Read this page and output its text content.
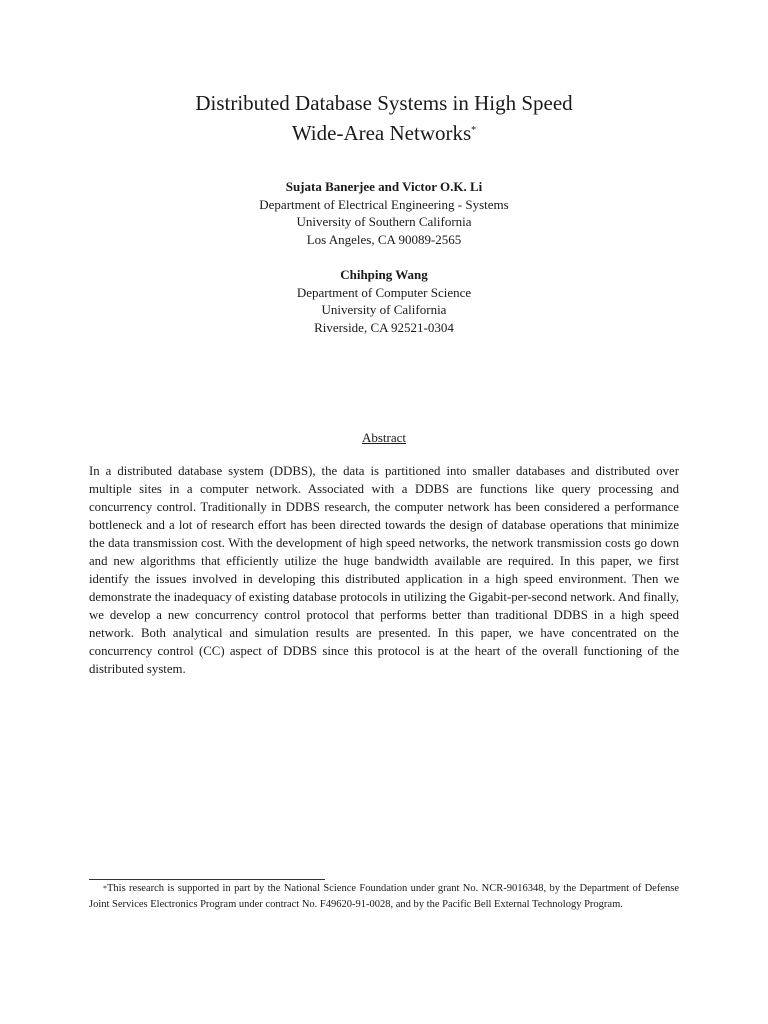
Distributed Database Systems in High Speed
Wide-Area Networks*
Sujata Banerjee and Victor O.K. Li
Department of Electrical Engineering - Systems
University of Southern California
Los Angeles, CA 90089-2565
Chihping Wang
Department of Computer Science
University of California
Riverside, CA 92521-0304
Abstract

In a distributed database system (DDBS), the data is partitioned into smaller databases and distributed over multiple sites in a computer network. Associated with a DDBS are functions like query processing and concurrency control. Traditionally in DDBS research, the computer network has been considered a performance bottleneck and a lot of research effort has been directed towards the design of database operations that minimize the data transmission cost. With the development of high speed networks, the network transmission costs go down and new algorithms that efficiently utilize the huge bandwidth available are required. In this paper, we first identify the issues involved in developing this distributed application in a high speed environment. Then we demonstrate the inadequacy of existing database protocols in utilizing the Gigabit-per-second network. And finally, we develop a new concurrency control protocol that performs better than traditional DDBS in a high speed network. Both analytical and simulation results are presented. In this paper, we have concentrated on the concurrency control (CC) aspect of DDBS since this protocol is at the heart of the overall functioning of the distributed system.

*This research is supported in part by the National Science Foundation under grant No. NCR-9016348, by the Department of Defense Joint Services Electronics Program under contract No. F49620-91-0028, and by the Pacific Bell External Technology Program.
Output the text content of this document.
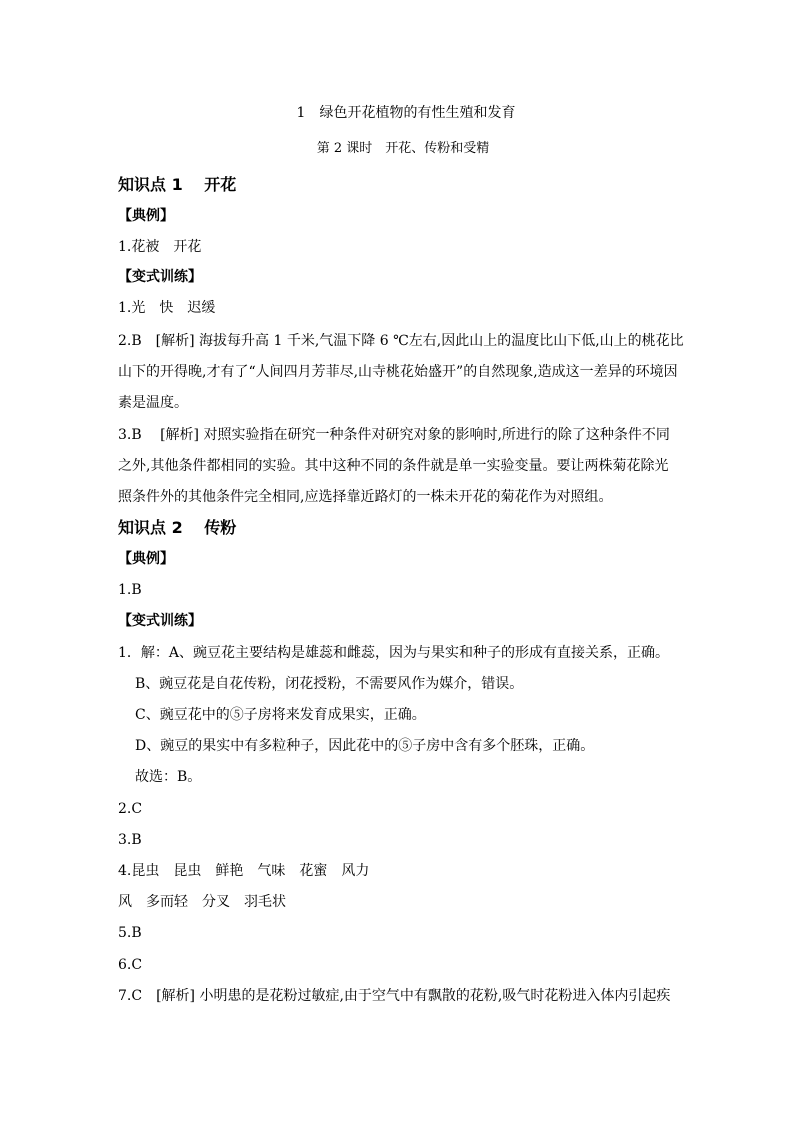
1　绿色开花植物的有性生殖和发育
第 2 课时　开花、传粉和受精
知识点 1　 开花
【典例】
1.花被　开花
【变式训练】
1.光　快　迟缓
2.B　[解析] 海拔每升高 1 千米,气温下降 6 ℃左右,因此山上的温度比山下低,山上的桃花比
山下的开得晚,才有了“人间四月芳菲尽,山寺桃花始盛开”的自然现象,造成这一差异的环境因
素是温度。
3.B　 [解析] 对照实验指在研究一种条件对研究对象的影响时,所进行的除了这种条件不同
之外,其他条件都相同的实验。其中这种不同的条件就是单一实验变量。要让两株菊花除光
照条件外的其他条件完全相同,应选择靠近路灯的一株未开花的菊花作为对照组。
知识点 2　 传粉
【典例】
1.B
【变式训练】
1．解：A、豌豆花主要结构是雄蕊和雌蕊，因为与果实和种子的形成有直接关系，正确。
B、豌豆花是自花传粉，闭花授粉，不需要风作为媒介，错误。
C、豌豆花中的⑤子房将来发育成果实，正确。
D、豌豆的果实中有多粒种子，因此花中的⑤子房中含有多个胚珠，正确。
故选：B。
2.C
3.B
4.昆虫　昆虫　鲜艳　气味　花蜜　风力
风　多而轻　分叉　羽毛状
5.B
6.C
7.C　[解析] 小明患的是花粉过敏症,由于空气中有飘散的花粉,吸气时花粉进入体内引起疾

++++++++++

Take the data above and repeat it exactly, leaving each picture out.

Read this page and output its text content.
Distributed Database Systems in High Speed
Wide-Area Networks*
Sujata Banerjee and Victor O.K. Li
Department of Electrical Engineering - Systems
University of Southern California
Los Angeles, CA 90089-2565
Chihping Wang
Department of Computer Science
University of California
Riverside, CA 92521-0304
Abstract

In a distributed database system (DDBS), the data is partitioned into smaller databases and distributed over multiple sites in a computer network. Associated with a DDBS are functions like query processing and concurrency control. Traditionally in DDBS research, the computer network has been considered a performance bottleneck and a lot of research effort has been directed towards the design of database operations that minimize the data transmission cost. With the development of high speed networks, the network transmission costs go down and new algorithms that efficiently utilize the huge bandwidth available are required. In this paper, we first identify the issues involved in developing this distributed application in a high speed environment. Then we demonstrate the inadequacy of existing database protocols in utilizing the Gigabit-per-second network. And finally, we develop a new concurrency control protocol that performs better than traditional DDBS in a high speed network. Both analytical and simulation results are presented. In this paper, we have concentrated on the concurrency control (CC) aspect of DDBS since this protocol is at the heart of the overall functioning of the distributed system.

*This research is supported in part by the National Science Foundation under grant No. NCR-9016348, by the Department of Defense Joint Services Electronics Program under contract No. F49620-91-0028, and by the Pacific Bell External Technology Program.
Output the text content of this document.
1　绿色开花植物的有性生殖和发育
第 2 课时　开花、传粉和受精
知识点 1　 开花
【典例】
1.花被　开花
【变式训练】
1.光　快　迟缓
2.B　[解析] 海拔每升高 1 千米,气温下降 6 ℃左右,因此山上的温度比山下低,山上的桃花比
山下的开得晚,才有了“人间四月芳菲尽,山寺桃花始盛开”的自然现象,造成这一差异的环境因
素是温度。
3.B　 [解析] 对照实验指在研究一种条件对研究对象的影响时,所进行的除了这种条件不同
之外,其他条件都相同的实验。其中这种不同的条件就是单一实验变量。要让两株菊花除光
照条件外的其他条件完全相同,应选择靠近路灯的一株未开花的菊花作为对照组。
知识点 2　 传粉
【典例】
1.B
【变式训练】
1．解：A、豌豆花主要结构是雄蕊和雌蕊，因为与果实和种子的形成有直接关系，正确。
B、豌豆花是自花传粉，闭花授粉，不需要风作为媒介，错误。
C、豌豆花中的⑤子房将来发育成果实，正确。
D、豌豆的果实中有多粒种子，因此花中的⑤子房中含有多个胚珠，正确。
故选：B。
2.C
3.B
4.昆虫　昆虫　鲜艳　气味　花蜜　风力
风　多而轻　分叉　羽毛状
5.B
6.C
7.C　[解析] 小明患的是花粉过敏症,由于空气中有飘散的花粉,吸气时花粉进入体内引起疾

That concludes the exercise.